→ **Set task**: Take down each entry exactly as written.

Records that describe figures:
Start
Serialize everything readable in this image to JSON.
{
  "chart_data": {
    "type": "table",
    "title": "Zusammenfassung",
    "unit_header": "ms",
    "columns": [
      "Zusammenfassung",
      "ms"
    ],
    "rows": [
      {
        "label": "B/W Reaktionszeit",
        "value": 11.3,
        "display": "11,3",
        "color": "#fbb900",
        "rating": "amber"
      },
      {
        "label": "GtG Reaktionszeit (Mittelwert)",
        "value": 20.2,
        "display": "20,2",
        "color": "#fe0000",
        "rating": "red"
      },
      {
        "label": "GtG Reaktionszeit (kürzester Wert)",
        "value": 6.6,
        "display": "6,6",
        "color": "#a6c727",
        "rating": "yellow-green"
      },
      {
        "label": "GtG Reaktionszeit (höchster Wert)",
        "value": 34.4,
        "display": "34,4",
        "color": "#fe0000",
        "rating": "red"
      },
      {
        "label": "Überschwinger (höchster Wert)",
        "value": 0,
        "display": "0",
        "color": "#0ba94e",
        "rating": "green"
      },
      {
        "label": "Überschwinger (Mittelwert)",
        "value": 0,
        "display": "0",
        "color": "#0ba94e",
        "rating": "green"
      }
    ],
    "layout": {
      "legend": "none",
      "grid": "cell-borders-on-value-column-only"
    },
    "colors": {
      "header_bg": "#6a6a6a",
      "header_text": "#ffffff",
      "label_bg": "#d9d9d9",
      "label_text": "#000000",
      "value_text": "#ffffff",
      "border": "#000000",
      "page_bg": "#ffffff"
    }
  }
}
End
→ **Expected output**:
Serialize everything readable in this image to JSON.
{
  "chart_data": {
    "type": "table",
    "title": "Zusammenfassung",
    "unit_header": "ms",
    "columns": [
      "Zusammenfassung",
      "ms"
    ],
    "rows": [
      {
        "label": "B/W Reaktionszeit",
        "value": 11.3,
        "display": "11,3",
        "color": "#fbb900",
        "rating": "amber"
      },
      {
        "label": "GtG Reaktionszeit (Mittelwert)",
        "value": 20.2,
        "display": "20,2",
        "color": "#fe0000",
        "rating": "red"
      },
      {
        "label": "GtG Reaktionszeit (kürzester Wert)",
        "value": 6.6,
        "display": "6,6",
        "color": "#a6c727",
        "rating": "yellow-green"
      },
      {
        "label": "GtG Reaktionszeit (höchster Wert)",
        "value": 34.4,
        "display": "34,4",
        "color": "#fe0000",
        "rating": "red"
      },
      {
        "label": "Überschwinger (höchster Wert)",
        "value": 0,
        "display": "0",
        "color": "#0ba94e",
        "rating": "green"
      },
      {
        "label": "Überschwinger (Mittelwert)",
        "value": 0,
        "display": "0",
        "color": "#0ba94e",
        "rating": "green"
      }
    ],
    "layout": {
      "legend": "none",
      "grid": "cell-borders-on-value-column-only"
    },
    "colors": {
      "header_bg": "#6a6a6a",
      "header_text": "#ffffff",
      "label_bg": "#d9d9d9",
      "label_text": "#000000",
      "value_text": "#ffffff",
      "border": "#000000",
      "page_bg": "#ffffff"
    }
  }
}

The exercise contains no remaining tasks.